SET TASK |
Copy the items below word for word, from the start through the line containing "- chevron-down-icon[interactable]: [1822, 455, 1834, 471]", including both of those lines.

RECORD EXCERPTS |
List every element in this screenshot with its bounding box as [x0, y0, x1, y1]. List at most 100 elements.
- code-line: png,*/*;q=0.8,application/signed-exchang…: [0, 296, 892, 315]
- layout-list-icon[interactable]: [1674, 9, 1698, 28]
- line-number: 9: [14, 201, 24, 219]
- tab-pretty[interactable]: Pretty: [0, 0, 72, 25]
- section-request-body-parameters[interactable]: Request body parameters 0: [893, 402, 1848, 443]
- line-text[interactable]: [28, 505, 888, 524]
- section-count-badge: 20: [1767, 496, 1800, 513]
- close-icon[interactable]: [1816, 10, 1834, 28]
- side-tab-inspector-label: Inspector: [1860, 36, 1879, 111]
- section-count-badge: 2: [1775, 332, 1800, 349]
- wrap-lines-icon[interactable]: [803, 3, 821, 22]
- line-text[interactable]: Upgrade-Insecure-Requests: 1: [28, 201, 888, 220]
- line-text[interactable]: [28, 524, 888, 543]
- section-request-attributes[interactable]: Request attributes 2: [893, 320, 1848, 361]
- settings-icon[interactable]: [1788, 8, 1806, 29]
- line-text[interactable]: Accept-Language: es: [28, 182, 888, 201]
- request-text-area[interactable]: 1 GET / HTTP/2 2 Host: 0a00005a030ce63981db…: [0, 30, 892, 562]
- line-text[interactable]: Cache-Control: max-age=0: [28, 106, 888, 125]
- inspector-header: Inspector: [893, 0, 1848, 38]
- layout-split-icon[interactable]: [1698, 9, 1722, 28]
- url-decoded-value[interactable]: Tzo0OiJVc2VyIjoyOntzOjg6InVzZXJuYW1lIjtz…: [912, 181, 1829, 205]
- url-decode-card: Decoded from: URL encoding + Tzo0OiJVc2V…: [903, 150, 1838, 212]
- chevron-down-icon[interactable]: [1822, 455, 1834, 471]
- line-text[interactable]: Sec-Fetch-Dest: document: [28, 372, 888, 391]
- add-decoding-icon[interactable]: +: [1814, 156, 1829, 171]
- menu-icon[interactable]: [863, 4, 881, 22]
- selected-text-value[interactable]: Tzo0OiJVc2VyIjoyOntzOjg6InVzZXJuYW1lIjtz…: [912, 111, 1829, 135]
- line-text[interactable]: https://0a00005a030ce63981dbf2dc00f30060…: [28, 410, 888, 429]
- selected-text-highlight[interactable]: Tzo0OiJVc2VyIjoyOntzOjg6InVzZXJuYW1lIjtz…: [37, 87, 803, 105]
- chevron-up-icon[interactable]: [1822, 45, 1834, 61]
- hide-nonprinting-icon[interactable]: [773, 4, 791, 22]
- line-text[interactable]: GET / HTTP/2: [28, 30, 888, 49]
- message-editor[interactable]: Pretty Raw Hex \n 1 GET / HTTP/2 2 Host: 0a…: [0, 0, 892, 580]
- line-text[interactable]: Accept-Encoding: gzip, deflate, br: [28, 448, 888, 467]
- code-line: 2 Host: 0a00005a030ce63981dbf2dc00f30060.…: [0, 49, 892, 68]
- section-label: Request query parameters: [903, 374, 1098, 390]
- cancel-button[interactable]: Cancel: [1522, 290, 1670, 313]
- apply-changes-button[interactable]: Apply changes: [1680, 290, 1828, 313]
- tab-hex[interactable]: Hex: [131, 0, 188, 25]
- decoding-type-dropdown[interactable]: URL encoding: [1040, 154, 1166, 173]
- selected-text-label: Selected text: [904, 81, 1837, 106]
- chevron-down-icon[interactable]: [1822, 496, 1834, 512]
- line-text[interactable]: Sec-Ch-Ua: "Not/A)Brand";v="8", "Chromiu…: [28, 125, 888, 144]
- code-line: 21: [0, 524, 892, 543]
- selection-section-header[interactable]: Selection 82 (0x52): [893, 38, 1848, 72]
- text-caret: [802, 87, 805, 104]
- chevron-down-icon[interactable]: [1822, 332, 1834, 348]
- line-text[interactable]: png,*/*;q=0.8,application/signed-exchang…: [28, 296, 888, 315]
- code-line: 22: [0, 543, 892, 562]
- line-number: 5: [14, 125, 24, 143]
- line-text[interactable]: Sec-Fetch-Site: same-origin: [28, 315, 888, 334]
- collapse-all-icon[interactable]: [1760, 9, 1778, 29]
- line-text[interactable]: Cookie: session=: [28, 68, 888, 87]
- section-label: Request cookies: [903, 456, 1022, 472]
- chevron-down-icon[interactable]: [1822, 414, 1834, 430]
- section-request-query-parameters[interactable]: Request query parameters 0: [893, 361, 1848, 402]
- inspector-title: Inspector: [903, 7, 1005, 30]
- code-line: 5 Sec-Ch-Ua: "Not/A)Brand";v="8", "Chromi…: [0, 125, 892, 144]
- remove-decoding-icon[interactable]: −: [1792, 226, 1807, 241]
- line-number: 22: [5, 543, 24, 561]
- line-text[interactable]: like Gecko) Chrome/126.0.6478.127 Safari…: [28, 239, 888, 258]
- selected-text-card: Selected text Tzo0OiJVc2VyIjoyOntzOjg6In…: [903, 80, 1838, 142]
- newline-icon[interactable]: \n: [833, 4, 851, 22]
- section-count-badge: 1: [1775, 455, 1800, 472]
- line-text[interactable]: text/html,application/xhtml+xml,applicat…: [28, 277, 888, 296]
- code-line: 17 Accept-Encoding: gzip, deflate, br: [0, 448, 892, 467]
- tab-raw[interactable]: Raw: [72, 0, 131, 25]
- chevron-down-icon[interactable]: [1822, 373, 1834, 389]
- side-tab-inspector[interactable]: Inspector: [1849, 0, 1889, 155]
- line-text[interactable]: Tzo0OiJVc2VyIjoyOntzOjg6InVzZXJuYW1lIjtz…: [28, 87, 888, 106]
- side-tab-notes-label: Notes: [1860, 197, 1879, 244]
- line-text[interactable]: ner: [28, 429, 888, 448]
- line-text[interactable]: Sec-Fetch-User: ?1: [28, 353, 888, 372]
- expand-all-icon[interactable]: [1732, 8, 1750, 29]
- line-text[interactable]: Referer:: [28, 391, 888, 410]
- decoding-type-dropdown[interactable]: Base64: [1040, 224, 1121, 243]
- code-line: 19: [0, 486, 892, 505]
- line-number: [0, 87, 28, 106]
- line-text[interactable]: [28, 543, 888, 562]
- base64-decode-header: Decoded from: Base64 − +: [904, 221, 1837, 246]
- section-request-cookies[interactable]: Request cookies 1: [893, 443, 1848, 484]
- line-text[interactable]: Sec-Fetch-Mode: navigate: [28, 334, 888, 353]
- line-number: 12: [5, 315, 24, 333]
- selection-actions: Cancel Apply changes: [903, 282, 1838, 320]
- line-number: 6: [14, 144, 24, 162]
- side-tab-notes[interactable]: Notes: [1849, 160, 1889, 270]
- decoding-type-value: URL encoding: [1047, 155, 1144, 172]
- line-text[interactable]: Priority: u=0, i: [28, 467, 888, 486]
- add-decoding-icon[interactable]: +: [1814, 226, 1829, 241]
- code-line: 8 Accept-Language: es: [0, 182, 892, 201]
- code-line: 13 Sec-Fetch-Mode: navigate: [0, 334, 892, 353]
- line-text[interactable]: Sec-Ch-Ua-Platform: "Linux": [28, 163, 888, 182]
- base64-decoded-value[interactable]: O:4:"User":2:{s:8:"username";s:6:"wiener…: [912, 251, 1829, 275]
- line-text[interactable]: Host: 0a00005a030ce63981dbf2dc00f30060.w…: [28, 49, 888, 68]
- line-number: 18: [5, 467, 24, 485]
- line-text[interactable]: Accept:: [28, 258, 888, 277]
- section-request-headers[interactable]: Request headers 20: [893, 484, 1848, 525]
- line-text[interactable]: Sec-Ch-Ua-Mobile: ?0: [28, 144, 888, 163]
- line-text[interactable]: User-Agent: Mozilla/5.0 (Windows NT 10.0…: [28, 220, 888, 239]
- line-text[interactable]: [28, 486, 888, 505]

SOLVED EXERCISE |
List every element in this screenshot with its bounding box as [x0, y0, x1, y1]. List at most 100 elements.
- code-line: png,*/*;q=0.8,application/signed-exchang…: [0, 296, 892, 315]
- layout-list-icon[interactable]: [1674, 9, 1698, 28]
- line-number: 9: [14, 201, 24, 219]
- tab-pretty[interactable]: Pretty: [0, 0, 72, 25]
- section-request-body-parameters[interactable]: Request body parameters 0: [893, 402, 1848, 443]
- line-text[interactable]: [28, 505, 888, 524]
- section-count-badge: 20: [1767, 496, 1800, 513]
- close-icon[interactable]: [1816, 10, 1834, 28]
- side-tab-inspector-label: Inspector: [1860, 36, 1879, 111]
- section-count-badge: 2: [1775, 332, 1800, 349]
- wrap-lines-icon[interactable]: [803, 3, 821, 22]
- line-text[interactable]: Upgrade-Insecure-Requests: 1: [28, 201, 888, 220]
- line-text[interactable]: [28, 524, 888, 543]
- section-request-attributes[interactable]: Request attributes 2: [893, 320, 1848, 361]
- settings-icon[interactable]: [1788, 8, 1806, 29]
- line-text[interactable]: Accept-Language: es: [28, 182, 888, 201]
- request-text-area[interactable]: 1 GET / HTTP/2 2 Host: 0a00005a030ce63981db…: [0, 30, 892, 562]
- line-text[interactable]: Cache-Control: max-age=0: [28, 106, 888, 125]
- inspector-header: Inspector: [893, 0, 1848, 38]
- layout-split-icon[interactable]: [1698, 9, 1722, 28]
- url-decoded-value[interactable]: Tzo0OiJVc2VyIjoyOntzOjg6InVzZXJuYW1lIjtz…: [912, 181, 1829, 205]
- url-decode-card: Decoded from: URL encoding + Tzo0OiJVc2V…: [903, 150, 1838, 212]
- chevron-down-icon[interactable]: [1822, 455, 1834, 471]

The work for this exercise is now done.